**OBJECTIVE**. Carry on the post about the 65th anniversary of D-Day, starting after its last sentence.

**PAGE**.
(begin)

Friday, June 05, 2009

65th anniversary of DDay

Sixty five years ago my father was a gunner aboard HMS Scourge, pictured above. As a child I can remember seeing pictures of him aged 20, tall, dark, handsome, usually with a fag in hand, photographed on deck with his pals. They were always smiling and laughing, and my dad's tales of the navy tended to dwell on the lighter side: meeting a tarantula when he lifted the toilet seat in Sri Lanka, stopping somewhere in Russia and exchanging food and fags with the local peasants, sailing through snow in the Arctic.

His most memorable tale involved DDay itself. Before the bombardment started, there was a blackout. As they waited in the dark, they heard the sound of a German bomber overhead. As the bomber dropped its load, my father counted them off. One, two, three, four... phew a gap, five, six etc. The ship was in a state of electrified tension as the sound of the plane flew off into the distance. When it had gone, from the bowels of the ship, came the voice of one of the crewmen, renowned for his foul mouth. Cor, I fuckin' prayed, he said. At which point the boat dissolved into laughter. My father who was immensely devout always joked that had he gone to meet his Maker that day, he'd have been counting to ten. Like I say, in common with nearly everyone I know of his generation, he made light of it.

(end)

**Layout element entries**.
(begin)

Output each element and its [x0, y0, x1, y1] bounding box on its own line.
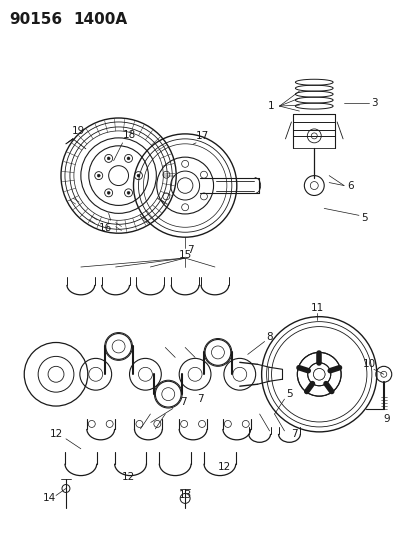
Text: 9: 9	[382, 414, 389, 424]
Circle shape	[107, 157, 110, 160]
Text: 10: 10	[361, 359, 375, 369]
Circle shape	[107, 191, 110, 195]
Text: 12: 12	[49, 429, 62, 439]
Text: 14: 14	[43, 494, 56, 504]
Text: 12: 12	[218, 462, 231, 472]
Text: 17: 17	[195, 131, 208, 141]
Text: 5: 5	[285, 389, 292, 399]
Text: 6: 6	[347, 181, 354, 190]
Text: 11: 11	[310, 303, 323, 313]
Circle shape	[313, 368, 324, 380]
Text: 19: 19	[72, 126, 85, 136]
Text: 3: 3	[370, 98, 377, 108]
Text: 18: 18	[123, 130, 136, 140]
Text: 1400A: 1400A	[73, 12, 127, 27]
Text: 7: 7	[290, 429, 297, 439]
Text: 7: 7	[179, 397, 186, 407]
Text: 90156: 90156	[9, 12, 62, 27]
Text: 15: 15	[178, 250, 191, 260]
Text: 16: 16	[99, 223, 112, 233]
Text: 8: 8	[266, 332, 272, 342]
Text: 13: 13	[178, 490, 191, 500]
Circle shape	[127, 157, 130, 160]
Circle shape	[313, 368, 324, 380]
Text: 5: 5	[361, 213, 367, 223]
Text: 7: 7	[186, 245, 193, 255]
Circle shape	[137, 174, 140, 177]
Circle shape	[97, 174, 100, 177]
Text: 7: 7	[196, 394, 203, 404]
Text: 1: 1	[268, 101, 274, 111]
Text: 12: 12	[121, 472, 135, 482]
Circle shape	[127, 191, 130, 195]
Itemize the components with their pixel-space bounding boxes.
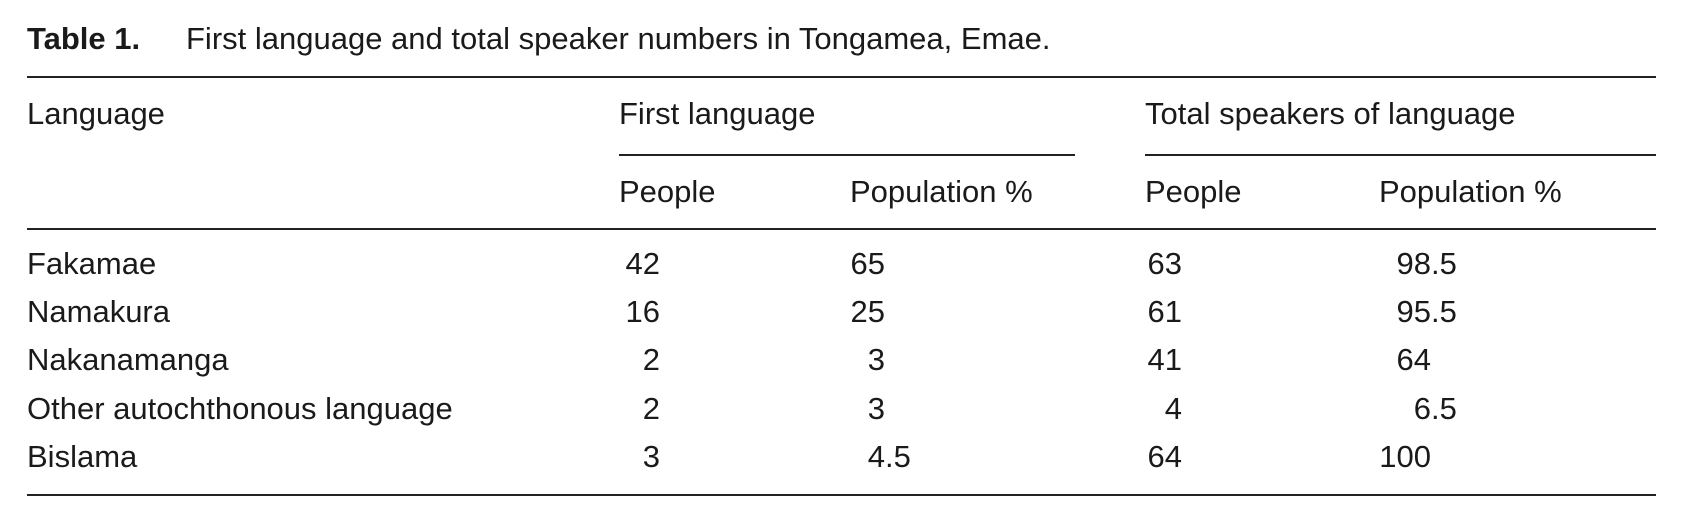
header-language: Language bbox=[27, 96, 165, 131]
header-group: Total speakers of language bbox=[1145, 96, 1516, 131]
row-label: Namakura bbox=[27, 294, 171, 329]
cell-value: 63 bbox=[1148, 246, 1182, 281]
cell-value: 41 bbox=[1148, 342, 1182, 377]
cell-value: 42 bbox=[626, 246, 660, 281]
cell-value: 4 bbox=[1165, 391, 1182, 426]
cell-value: 3 bbox=[868, 342, 885, 377]
cell-value: 64 bbox=[1397, 342, 1431, 377]
cell-value: 100 bbox=[1379, 439, 1431, 474]
cell-value: 64 bbox=[1148, 439, 1182, 474]
row-label: Other autochthonous language bbox=[27, 391, 453, 426]
caption-label: Table 1. bbox=[27, 21, 140, 56]
cell-value: 61 bbox=[1148, 294, 1182, 329]
row-label: Fakamae bbox=[27, 246, 156, 281]
cell-value: 95.5 bbox=[1397, 294, 1457, 329]
subheader: People bbox=[619, 174, 716, 209]
cell-value: 16 bbox=[626, 294, 660, 329]
subheader: Population % bbox=[850, 174, 1033, 209]
cell-value: 2 bbox=[643, 342, 660, 377]
cell-value: 98.5 bbox=[1397, 246, 1457, 281]
cell-value: 6.5 bbox=[1414, 391, 1457, 426]
cell-value: 2 bbox=[643, 391, 660, 426]
header-group: First language bbox=[619, 96, 815, 131]
subheader: Population % bbox=[1379, 174, 1562, 209]
cell-value: 25 bbox=[851, 294, 885, 329]
caption-text: First language and total speaker numbers… bbox=[186, 21, 1051, 56]
row-label: Bislama bbox=[27, 439, 138, 474]
cell-value: 4.5 bbox=[868, 439, 911, 474]
cell-value: 3 bbox=[868, 391, 885, 426]
cell-value: 3 bbox=[643, 439, 660, 474]
row-label: Nakanamanga bbox=[27, 342, 229, 377]
subheader: People bbox=[1145, 174, 1242, 209]
cell-value: 65 bbox=[851, 246, 885, 281]
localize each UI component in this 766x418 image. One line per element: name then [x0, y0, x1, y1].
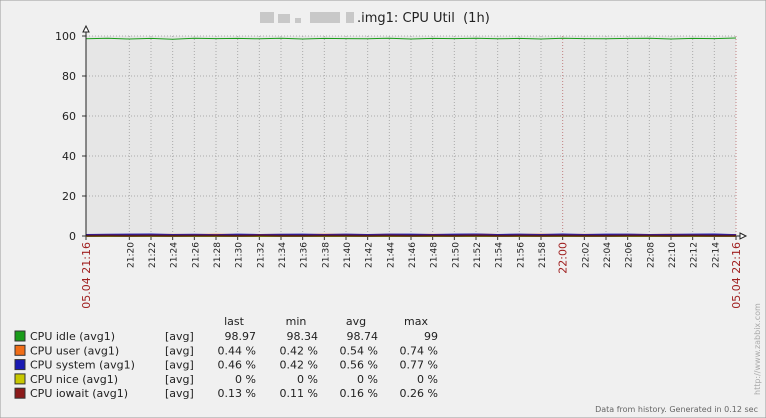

(end)

**TASK RESULT**.
As a teenager though, I can remember him frequently dozing in the afternoons (on board ship he only ever got four hours sleep at a time, so he and his mates resolved that the rest of their lives whenever they got an opportunity to sleep, they'd always take it), and having quite clearly terrible dreams. It gave me an inkling that his wartime experiences weren't so very sunny after all, and thinking about it was probably some kind of post traumatic stress syndrome. When HMS Sheffield went down in the Falklands, I can remember him commenting, that terrible as it was that twenty people died, at least they were able to save the majority of the crew. It was the first indication he gave of the horrors of watching boats sinking and being unable to rescue the men on board, either through lack of time, or not having enough room to take survivors.
In some ways, I think he was lucky. Fil, who was in the army saw some terrible sights, particularly during the Italian Campaign, which to this day doesn't get the recognition it deserves (the soldiers used to sing a song about being DDay Dodgers, so resentful did they feel at the lack of acknowledgement about what they'd done). I can remember him telling us how after one battle, the casualties were so great, and so many men and horses were mortally wounded it fell on himself and another officer to go through the battlefield and put them out of their suffering. They drew lots as to who got the animals and who the men. To his great relief, Fil got the horses, which he found bad enough, but he never asked his companion what he had had to do.
My father by contrast, told us when we went to the 50th celebrations of DDay with him, that as a gunner, he spent a month pounding the beaches, and had no idea if he'd even hit anything. He was a merciful remove from the damage he'd done. However, it was clear as he got older the memories of the sights he'd seen haunted him deeply. The Christmas before he died, he suddenly stood up after dinner one night and made us drink a toast to the men of the Scharnhorst.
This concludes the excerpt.